■ **WHAT NEEDS TO BE DONE**
List, from the lines below, each one with "bottom" in it.

■ **THE DATA**

— START —

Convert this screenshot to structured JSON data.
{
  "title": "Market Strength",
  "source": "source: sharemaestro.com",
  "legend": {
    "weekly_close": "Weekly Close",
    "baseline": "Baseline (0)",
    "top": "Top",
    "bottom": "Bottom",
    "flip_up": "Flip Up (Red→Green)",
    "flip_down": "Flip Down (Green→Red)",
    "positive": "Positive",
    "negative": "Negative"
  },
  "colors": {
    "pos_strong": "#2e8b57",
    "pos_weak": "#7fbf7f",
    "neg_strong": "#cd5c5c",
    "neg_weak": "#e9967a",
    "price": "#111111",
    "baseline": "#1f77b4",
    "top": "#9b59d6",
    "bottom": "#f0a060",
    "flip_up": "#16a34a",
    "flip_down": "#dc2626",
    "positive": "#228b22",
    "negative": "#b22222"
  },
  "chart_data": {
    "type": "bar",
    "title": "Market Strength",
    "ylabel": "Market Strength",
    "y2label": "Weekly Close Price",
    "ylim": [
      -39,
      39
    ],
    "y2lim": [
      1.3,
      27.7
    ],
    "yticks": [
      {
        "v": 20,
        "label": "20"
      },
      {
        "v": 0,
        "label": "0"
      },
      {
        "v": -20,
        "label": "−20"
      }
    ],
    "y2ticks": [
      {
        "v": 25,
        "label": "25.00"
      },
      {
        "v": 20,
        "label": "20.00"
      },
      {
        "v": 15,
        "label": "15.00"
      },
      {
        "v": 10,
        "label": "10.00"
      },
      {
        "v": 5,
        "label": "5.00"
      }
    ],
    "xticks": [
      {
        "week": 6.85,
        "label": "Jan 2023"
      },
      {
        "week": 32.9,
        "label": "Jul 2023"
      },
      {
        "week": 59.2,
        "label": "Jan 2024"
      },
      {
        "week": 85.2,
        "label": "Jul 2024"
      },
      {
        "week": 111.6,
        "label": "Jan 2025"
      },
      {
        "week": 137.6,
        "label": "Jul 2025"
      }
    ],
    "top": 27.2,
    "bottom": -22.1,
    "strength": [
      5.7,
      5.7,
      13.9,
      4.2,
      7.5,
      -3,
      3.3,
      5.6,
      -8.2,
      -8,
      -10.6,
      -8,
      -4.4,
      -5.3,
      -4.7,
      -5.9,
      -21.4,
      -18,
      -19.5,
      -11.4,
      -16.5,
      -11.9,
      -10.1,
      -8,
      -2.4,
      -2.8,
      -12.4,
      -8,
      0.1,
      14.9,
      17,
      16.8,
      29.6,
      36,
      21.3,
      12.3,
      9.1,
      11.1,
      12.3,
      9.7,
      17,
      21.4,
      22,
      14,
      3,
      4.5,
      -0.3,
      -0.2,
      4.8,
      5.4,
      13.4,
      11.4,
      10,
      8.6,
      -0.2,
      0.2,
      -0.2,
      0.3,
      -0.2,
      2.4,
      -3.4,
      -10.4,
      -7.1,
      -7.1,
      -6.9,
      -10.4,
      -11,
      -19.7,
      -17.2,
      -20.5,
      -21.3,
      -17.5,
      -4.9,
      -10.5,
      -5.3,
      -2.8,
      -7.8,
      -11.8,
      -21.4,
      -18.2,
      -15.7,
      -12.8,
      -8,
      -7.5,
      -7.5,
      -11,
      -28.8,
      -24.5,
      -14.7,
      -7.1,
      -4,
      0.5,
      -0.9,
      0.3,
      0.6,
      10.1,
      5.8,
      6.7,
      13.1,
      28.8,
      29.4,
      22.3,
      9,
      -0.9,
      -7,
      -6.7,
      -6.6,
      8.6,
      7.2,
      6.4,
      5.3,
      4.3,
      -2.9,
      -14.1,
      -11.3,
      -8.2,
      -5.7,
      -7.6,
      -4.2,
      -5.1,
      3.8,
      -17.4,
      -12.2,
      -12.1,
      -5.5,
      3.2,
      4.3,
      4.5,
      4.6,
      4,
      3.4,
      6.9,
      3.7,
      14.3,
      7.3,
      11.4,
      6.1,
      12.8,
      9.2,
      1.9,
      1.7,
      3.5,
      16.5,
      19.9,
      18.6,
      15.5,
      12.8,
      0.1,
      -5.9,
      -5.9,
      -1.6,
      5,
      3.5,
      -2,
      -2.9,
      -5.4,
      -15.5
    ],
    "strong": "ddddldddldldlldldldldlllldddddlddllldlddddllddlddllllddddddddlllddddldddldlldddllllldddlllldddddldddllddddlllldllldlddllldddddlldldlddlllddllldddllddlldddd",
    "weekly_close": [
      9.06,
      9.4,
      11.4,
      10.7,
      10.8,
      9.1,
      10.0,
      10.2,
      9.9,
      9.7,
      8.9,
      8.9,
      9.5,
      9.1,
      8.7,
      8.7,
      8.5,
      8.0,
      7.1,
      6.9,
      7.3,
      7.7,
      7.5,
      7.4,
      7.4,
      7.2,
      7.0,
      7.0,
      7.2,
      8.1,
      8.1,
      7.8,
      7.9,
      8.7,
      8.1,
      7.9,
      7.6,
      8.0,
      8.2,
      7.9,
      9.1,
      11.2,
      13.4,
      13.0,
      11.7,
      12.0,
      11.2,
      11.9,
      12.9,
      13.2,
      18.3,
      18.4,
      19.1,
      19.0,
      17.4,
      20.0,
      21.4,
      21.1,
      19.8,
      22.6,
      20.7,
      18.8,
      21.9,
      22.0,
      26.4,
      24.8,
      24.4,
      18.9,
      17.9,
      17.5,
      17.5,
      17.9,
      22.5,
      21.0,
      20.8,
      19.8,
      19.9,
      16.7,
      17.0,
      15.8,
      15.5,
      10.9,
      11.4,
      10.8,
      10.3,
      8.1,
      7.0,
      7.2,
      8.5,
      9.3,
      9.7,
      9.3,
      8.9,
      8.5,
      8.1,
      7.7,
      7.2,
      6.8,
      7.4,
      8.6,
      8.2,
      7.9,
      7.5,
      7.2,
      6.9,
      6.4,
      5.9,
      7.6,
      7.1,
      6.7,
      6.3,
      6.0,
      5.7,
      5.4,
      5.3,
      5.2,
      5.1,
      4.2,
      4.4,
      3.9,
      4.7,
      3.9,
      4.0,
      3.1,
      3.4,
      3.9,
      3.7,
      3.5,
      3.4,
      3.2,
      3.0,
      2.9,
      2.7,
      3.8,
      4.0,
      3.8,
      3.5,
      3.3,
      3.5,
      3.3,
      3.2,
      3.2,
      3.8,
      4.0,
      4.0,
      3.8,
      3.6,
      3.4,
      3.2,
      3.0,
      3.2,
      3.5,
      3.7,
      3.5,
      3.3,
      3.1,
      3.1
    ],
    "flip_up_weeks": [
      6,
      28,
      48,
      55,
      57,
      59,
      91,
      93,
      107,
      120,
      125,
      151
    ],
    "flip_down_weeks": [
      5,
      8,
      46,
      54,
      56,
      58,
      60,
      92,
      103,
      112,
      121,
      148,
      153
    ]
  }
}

— END —

■ **FULL ANSWER**
    "bottom": "Bottom",
    "bottom": "#f0a060",
    "bottom": -22.1,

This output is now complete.